▶ EXERCISE PROMPT:
State how many lines of the records contain the string "Thomas". Give the number alone.

Start

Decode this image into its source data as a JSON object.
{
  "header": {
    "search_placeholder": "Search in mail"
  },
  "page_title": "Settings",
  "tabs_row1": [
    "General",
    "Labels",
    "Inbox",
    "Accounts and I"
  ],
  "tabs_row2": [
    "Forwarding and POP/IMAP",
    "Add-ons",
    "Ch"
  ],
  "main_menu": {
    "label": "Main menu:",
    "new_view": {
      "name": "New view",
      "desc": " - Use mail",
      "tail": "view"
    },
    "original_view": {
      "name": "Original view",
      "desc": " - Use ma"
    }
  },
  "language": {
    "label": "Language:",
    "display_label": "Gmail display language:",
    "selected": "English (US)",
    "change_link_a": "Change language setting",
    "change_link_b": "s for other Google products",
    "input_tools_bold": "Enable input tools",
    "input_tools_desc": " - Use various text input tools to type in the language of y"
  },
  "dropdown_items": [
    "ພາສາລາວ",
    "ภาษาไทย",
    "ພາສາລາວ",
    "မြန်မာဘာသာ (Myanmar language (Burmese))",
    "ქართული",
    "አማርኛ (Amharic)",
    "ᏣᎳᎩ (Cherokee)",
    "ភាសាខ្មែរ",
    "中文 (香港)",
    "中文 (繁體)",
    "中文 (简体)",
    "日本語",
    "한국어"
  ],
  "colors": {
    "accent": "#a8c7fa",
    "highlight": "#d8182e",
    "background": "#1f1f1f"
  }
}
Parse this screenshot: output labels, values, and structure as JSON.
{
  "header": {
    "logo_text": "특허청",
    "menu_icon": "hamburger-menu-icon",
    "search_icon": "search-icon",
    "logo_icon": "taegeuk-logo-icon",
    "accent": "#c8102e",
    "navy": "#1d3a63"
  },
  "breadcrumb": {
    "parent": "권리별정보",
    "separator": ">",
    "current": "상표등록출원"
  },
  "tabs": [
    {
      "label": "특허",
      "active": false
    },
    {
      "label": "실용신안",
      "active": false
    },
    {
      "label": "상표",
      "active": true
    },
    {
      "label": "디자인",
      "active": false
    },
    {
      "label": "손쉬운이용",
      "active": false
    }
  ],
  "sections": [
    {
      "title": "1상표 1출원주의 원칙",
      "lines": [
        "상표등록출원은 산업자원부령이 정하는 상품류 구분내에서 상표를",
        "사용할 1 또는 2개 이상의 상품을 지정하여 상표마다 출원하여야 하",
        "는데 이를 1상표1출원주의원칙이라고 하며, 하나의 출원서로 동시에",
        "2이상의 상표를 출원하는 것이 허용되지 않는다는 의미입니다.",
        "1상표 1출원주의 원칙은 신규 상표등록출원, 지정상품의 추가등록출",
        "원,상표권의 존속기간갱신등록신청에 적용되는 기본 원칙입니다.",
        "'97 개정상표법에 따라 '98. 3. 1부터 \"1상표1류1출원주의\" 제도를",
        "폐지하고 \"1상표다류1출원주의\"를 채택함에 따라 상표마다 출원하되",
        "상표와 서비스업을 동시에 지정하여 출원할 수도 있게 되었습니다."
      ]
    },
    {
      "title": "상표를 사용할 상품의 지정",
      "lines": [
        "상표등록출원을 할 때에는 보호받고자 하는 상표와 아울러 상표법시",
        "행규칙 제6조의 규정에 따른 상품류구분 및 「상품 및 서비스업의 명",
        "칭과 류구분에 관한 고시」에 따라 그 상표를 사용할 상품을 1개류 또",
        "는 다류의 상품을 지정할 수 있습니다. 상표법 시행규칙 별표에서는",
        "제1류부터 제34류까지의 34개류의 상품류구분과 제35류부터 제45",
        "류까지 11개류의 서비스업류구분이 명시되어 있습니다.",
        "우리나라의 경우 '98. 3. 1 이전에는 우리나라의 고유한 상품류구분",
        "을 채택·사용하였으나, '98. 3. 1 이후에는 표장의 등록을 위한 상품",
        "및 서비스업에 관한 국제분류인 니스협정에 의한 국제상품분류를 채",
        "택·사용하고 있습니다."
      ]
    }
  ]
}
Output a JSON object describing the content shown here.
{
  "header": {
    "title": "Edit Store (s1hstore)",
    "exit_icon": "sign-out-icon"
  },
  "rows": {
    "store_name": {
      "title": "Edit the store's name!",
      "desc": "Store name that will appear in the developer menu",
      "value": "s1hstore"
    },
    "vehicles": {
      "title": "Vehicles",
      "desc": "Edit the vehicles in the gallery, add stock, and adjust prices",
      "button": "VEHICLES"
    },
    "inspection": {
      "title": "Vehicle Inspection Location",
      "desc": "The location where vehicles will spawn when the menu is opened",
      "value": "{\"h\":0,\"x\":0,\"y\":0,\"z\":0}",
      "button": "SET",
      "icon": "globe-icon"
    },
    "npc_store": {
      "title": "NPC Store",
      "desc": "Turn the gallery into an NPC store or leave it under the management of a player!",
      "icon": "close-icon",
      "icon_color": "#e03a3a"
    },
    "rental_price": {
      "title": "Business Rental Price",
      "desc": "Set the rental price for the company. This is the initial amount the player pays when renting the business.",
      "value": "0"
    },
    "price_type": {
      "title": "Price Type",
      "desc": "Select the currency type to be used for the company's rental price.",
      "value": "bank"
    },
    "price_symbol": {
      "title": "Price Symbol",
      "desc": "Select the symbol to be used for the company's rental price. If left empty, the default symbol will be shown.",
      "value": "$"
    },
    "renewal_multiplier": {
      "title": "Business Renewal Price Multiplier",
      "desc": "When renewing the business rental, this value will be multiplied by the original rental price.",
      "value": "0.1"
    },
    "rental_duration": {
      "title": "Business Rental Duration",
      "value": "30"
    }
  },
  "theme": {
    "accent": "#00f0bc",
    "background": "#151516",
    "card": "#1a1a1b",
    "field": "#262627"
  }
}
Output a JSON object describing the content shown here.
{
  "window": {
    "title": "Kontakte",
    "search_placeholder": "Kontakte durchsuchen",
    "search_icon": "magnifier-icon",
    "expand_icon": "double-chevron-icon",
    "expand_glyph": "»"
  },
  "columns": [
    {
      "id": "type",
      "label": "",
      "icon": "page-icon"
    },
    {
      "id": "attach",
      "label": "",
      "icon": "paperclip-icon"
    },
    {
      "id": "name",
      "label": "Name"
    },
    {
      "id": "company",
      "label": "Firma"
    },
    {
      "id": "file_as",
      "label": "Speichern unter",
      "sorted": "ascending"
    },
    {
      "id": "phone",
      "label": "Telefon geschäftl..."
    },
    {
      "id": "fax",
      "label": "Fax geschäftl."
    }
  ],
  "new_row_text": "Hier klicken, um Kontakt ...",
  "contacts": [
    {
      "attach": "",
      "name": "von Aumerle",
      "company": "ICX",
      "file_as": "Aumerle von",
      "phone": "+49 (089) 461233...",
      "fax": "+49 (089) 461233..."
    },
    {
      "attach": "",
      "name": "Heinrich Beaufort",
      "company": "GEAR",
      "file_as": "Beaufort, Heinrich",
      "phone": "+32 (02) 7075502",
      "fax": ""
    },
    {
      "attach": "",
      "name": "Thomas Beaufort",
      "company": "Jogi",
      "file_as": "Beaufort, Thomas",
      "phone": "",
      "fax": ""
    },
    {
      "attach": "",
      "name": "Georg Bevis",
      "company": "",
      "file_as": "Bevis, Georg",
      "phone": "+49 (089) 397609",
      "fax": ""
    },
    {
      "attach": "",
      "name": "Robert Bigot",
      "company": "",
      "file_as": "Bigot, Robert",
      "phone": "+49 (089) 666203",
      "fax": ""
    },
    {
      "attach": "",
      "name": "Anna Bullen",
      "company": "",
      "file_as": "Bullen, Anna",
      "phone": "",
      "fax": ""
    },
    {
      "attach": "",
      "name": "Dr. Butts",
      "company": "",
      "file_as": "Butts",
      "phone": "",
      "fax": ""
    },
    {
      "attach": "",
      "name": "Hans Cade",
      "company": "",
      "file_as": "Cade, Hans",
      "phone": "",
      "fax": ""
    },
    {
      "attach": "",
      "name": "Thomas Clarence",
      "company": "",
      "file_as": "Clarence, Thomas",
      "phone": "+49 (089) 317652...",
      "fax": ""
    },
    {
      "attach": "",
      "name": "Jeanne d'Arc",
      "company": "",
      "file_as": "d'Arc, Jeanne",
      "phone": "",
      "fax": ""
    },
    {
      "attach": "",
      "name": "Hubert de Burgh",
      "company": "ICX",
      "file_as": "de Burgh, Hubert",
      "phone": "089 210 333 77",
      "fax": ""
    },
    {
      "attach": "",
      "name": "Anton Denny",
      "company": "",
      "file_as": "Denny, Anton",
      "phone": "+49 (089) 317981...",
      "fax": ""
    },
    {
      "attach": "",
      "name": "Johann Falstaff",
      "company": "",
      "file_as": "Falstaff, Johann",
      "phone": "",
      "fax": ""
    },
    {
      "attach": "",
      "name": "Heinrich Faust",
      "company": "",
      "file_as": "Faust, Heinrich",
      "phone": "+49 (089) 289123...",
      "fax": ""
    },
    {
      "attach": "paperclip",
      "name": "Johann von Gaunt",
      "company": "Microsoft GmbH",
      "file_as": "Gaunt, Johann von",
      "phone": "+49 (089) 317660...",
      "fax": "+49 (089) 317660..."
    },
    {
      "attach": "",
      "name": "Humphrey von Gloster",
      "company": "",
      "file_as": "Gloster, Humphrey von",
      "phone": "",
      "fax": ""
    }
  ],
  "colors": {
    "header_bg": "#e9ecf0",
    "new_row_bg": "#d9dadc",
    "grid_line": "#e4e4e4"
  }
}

End

▶ REPLY TO THE TASK:
4